DIE AUFGABEN.
1. Welcher Anlass steht im Brief hinter der Bemerkung, man müsse seine Meinung manchmal ändern? Antworte in ein bis drei Sätzen.
2. Beantworte anhand des Briefs:
(a) Von welchem Tag stammt der Brief, der am Abend ankam?
(b) Was wird wieder beigelegt?
(c) Was soll angefertigt werden?

DER BRIEF.
-.-.-

Dienstag, 10. Mai 2016

Brief 122 vom 9.5.1941


Mein liebes Mädel                                                                                Standort, den 9.5.41      

Ich hatte wohl im Stillen Damit gerechnet, daß ich nun bald von Dir Post bekommen würde. Heute Abend erreichte mich nun Dein Brief vom 6.5., über den ich mich recht gefreut habe. In so langen Tagen ereignet sich doch manches. Man merkt das erst dann, wenn man einige Zeit Nichts hört.
Daß das Kind von Kusters gestorben ist, habe ich mit Bedauern gelesen. Das stimmt, wenn es einmal anfängt einzureißen, dann hört es meist auch nicht gleich wieder auf. Meine Kollegin hat nun auch den Hafen der Ehe gefunden, den sie doch ganz entschieden für die Dauer des Krieges abgelehnt hatte. Ja, man muß eben seine Meinung manchmal ändern.  Soll sie glücklich werden. Ob ich ihr kurz schreiben soll?
Wegen der Stachelbeerspritzung kann man ja das einmal versuchen, wenn es notwendig werden sollte. Den Artikel  lege ich wieder bei. Die Schuhgrößen habe ich entnommen. Ich Versuche was sich machen läßt.  Graser hat mir gestern zwar gesagt, man bekäme nur welche  gegen Bezugschein, doch ich denke, daß ich sie auch durch jemand anders bekommen kann. Ich habe die Absicht, mir ein paar Stiefel machen zu lassen und  eine Stiefelhose  will ich mir auch machen lassen.  Ich werde ja sehen, ob ich es zusammen bekomme.

-.-.-

GEGEBENE AUFLISTUNG.
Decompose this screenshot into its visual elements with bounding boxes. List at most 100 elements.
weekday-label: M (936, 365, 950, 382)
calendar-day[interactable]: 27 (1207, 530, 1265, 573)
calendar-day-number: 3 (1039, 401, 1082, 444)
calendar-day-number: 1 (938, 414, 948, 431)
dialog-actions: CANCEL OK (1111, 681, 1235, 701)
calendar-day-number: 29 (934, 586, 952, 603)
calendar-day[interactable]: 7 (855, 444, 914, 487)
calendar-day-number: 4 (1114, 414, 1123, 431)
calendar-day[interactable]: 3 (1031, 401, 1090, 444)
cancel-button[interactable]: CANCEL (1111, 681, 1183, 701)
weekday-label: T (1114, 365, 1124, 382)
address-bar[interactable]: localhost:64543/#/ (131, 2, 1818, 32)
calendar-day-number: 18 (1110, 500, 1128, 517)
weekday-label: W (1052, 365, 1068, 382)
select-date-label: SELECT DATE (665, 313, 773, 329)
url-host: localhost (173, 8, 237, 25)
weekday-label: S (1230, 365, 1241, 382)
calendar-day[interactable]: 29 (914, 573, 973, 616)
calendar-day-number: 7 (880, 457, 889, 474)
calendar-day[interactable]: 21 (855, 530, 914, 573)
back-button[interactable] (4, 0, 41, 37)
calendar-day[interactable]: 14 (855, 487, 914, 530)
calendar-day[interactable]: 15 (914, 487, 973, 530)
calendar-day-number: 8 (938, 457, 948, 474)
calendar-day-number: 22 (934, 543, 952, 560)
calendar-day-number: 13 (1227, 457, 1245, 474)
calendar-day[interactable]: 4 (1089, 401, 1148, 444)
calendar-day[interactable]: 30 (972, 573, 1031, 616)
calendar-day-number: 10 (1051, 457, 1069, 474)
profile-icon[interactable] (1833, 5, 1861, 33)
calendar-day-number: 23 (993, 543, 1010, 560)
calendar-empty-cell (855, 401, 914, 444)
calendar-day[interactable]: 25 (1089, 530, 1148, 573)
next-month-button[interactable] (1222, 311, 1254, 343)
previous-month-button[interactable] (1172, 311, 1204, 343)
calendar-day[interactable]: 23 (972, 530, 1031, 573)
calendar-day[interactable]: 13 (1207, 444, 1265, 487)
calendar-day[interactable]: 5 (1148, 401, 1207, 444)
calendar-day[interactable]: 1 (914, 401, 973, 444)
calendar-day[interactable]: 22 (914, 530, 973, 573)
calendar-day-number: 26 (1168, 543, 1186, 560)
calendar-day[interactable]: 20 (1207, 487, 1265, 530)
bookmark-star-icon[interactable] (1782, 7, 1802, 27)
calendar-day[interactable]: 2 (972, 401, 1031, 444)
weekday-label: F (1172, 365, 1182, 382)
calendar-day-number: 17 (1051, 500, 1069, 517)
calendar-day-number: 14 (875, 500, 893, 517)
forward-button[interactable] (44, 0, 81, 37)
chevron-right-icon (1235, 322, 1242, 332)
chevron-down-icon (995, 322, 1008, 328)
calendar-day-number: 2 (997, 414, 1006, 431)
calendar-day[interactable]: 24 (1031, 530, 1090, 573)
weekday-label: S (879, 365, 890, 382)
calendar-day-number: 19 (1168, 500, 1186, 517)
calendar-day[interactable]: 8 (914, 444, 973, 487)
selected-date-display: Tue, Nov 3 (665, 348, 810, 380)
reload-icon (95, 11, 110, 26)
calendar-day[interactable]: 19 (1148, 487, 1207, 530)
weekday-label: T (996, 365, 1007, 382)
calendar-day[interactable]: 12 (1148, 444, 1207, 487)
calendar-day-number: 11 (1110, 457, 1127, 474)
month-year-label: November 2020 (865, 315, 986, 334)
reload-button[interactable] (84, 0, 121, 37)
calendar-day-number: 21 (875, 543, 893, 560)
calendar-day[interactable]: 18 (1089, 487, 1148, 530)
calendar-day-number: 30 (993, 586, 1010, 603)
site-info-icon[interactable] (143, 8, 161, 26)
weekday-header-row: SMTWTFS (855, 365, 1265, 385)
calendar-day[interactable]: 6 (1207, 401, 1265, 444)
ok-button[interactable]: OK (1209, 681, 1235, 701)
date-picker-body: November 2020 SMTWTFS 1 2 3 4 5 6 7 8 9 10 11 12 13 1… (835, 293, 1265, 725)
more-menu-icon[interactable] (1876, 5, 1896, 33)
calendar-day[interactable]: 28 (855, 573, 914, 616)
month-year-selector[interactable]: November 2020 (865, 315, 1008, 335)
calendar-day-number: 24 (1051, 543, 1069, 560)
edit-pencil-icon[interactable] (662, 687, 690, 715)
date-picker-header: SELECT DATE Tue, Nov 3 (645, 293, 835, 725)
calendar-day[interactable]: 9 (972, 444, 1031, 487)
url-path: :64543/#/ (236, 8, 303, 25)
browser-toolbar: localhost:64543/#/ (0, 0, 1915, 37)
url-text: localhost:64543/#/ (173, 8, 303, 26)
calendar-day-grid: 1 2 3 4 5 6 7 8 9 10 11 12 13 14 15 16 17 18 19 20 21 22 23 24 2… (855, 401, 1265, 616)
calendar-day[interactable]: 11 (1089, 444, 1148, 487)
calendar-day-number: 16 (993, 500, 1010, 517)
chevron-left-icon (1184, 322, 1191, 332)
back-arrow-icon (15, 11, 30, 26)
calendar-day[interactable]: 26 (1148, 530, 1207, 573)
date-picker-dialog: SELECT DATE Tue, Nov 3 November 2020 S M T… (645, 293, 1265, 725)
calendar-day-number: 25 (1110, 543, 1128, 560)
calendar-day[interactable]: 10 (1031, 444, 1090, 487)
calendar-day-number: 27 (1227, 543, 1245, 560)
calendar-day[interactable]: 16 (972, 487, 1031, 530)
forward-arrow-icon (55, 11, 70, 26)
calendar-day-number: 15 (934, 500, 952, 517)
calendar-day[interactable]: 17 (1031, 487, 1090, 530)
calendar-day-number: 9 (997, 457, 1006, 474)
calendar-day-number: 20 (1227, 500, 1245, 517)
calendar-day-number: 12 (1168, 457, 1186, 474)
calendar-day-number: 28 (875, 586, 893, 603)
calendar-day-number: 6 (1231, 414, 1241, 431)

-.-.-

ERGEBNISSE.
1. Die Kollegin hat geheiratet. Dabei hatte sie eine Ehe für die Dauer des Krieges ganz entschieden abgelehnt.

2.
(a) Vom 6.5.
(b) Der Artikel.
(c) Ein Paar Stiefel und eine Stiefelhose.